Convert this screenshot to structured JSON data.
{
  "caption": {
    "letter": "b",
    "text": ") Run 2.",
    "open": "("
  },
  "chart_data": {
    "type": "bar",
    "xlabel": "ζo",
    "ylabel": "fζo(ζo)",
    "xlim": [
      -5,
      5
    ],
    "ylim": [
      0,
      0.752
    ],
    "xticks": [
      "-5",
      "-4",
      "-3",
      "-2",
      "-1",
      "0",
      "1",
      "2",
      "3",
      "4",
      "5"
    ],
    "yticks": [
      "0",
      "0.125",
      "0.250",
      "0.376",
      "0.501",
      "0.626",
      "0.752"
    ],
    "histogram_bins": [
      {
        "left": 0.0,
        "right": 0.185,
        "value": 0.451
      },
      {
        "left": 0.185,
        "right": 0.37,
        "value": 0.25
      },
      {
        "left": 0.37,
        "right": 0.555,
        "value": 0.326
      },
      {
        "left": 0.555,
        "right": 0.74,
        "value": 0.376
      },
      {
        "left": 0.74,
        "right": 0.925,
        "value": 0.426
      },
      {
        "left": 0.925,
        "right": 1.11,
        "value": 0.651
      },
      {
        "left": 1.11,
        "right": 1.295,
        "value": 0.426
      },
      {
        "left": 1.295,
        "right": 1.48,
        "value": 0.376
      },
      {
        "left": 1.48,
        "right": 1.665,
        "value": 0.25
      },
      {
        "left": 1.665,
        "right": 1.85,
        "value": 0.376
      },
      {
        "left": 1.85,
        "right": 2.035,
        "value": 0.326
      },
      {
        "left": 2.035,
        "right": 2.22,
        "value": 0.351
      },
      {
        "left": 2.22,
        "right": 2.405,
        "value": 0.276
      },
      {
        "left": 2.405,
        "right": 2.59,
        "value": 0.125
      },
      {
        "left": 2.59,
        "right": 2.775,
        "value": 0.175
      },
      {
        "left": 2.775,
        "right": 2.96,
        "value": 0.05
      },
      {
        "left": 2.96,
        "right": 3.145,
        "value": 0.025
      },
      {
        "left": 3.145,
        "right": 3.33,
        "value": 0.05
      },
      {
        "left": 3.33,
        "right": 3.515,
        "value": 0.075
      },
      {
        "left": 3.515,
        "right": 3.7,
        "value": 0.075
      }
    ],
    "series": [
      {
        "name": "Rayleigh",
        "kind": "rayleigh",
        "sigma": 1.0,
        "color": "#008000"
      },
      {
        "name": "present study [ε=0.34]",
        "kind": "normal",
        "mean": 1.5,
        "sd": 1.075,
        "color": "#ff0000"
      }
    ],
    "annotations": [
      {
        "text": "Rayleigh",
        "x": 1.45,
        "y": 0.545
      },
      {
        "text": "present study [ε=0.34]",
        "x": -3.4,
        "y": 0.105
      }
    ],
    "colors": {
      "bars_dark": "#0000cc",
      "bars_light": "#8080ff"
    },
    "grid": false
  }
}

**WHAT YOU WILL DO**
Work out how many lines above contain the word "study". Give only the number.

**EXPECTED OUTPUT**
2